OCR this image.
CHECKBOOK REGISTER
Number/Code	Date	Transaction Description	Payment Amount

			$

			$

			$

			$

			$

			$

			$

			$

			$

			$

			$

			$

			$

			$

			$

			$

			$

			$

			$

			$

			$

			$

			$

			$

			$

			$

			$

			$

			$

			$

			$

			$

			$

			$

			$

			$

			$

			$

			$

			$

....................

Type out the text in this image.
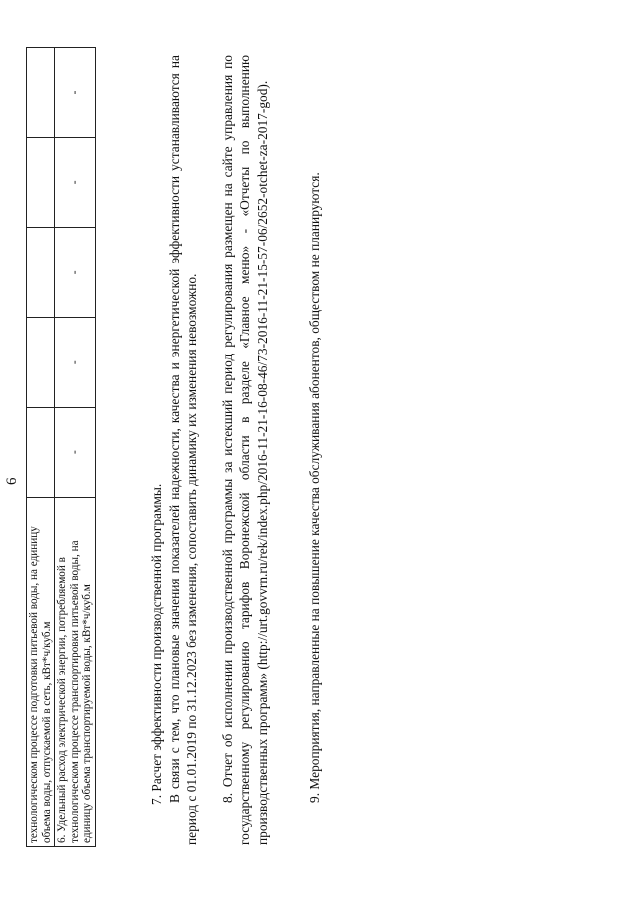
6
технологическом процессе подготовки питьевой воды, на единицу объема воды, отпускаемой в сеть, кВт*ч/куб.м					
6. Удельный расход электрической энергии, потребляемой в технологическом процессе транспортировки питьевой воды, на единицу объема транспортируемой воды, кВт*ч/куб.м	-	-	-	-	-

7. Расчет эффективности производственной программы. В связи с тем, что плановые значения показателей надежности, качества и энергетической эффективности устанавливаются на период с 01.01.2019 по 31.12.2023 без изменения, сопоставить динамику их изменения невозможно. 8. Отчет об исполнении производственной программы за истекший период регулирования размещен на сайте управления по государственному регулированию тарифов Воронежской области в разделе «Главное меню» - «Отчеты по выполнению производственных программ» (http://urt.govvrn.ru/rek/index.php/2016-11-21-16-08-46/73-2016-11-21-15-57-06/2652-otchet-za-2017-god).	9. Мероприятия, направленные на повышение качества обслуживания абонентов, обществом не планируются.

....................

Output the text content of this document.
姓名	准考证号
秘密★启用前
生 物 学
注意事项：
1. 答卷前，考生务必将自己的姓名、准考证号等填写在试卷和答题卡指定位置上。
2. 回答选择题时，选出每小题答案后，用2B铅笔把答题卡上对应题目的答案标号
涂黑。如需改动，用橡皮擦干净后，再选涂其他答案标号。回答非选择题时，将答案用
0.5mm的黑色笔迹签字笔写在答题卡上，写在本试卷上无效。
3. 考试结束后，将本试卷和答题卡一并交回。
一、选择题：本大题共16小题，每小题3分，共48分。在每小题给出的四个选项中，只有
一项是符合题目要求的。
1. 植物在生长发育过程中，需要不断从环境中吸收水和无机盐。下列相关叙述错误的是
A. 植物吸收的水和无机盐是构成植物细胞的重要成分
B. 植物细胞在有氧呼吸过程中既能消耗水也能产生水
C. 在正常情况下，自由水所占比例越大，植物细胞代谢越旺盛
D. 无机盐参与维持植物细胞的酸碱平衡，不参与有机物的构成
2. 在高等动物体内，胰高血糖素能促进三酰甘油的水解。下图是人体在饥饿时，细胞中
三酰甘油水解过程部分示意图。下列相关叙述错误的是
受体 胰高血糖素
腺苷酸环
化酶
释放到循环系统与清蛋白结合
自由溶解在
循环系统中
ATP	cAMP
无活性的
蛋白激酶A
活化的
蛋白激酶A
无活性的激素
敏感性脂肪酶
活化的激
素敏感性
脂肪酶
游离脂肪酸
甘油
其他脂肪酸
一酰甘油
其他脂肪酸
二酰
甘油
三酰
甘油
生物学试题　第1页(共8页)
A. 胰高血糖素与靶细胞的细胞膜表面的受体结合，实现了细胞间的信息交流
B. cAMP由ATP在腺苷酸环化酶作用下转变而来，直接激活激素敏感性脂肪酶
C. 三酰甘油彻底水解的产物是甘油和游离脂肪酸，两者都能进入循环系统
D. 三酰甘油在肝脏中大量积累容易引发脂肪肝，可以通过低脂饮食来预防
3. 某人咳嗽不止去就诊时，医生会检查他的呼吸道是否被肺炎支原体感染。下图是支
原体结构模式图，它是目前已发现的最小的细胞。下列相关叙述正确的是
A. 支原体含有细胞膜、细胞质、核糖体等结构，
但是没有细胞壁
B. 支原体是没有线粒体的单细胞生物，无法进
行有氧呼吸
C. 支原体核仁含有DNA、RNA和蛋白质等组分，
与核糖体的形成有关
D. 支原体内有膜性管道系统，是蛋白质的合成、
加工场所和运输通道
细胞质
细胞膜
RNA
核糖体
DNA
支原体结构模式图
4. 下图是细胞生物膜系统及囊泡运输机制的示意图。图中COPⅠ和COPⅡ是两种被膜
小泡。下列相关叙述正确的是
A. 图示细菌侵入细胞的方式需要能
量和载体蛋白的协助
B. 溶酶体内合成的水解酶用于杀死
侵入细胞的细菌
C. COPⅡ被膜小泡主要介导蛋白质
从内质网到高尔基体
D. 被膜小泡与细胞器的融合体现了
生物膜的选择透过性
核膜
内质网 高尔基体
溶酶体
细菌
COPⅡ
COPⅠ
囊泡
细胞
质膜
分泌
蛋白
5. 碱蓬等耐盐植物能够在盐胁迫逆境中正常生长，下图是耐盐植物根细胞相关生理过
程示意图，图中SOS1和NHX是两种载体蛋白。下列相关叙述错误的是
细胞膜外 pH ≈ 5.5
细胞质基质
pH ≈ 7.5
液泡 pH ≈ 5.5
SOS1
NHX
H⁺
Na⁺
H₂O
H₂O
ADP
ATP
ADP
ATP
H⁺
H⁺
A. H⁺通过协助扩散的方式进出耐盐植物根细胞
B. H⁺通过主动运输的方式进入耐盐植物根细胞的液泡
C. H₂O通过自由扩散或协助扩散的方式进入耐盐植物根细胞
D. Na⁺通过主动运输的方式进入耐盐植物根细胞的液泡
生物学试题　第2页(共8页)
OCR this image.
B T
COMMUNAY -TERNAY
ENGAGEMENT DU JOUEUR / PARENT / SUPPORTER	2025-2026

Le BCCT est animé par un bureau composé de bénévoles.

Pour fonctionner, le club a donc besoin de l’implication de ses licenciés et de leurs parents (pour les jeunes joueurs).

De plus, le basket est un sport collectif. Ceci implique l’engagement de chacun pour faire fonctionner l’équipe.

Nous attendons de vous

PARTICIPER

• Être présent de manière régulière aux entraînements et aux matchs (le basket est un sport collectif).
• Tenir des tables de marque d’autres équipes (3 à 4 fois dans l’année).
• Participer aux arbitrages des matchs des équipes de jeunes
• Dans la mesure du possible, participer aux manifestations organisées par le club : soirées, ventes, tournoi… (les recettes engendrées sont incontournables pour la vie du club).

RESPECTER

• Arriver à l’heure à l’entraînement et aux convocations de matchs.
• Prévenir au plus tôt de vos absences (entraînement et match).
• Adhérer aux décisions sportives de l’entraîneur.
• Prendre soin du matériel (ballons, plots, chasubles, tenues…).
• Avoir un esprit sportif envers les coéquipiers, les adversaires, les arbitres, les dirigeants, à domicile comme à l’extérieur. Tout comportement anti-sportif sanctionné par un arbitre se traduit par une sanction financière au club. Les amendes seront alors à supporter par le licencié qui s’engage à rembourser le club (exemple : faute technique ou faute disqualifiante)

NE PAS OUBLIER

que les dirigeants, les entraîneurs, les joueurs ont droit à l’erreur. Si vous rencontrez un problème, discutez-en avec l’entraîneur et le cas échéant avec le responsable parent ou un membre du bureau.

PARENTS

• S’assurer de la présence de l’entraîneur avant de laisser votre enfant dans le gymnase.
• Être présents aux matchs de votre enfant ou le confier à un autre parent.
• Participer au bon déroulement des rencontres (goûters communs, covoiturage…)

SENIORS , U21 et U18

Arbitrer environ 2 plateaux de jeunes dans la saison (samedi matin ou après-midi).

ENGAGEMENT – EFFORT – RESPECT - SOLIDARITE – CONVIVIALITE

....................

> _Your instructions_: Tally up the lines of the listing containing the word "下列相关叙述正确的是". Give only the total.

> _Response to this exercise_: 2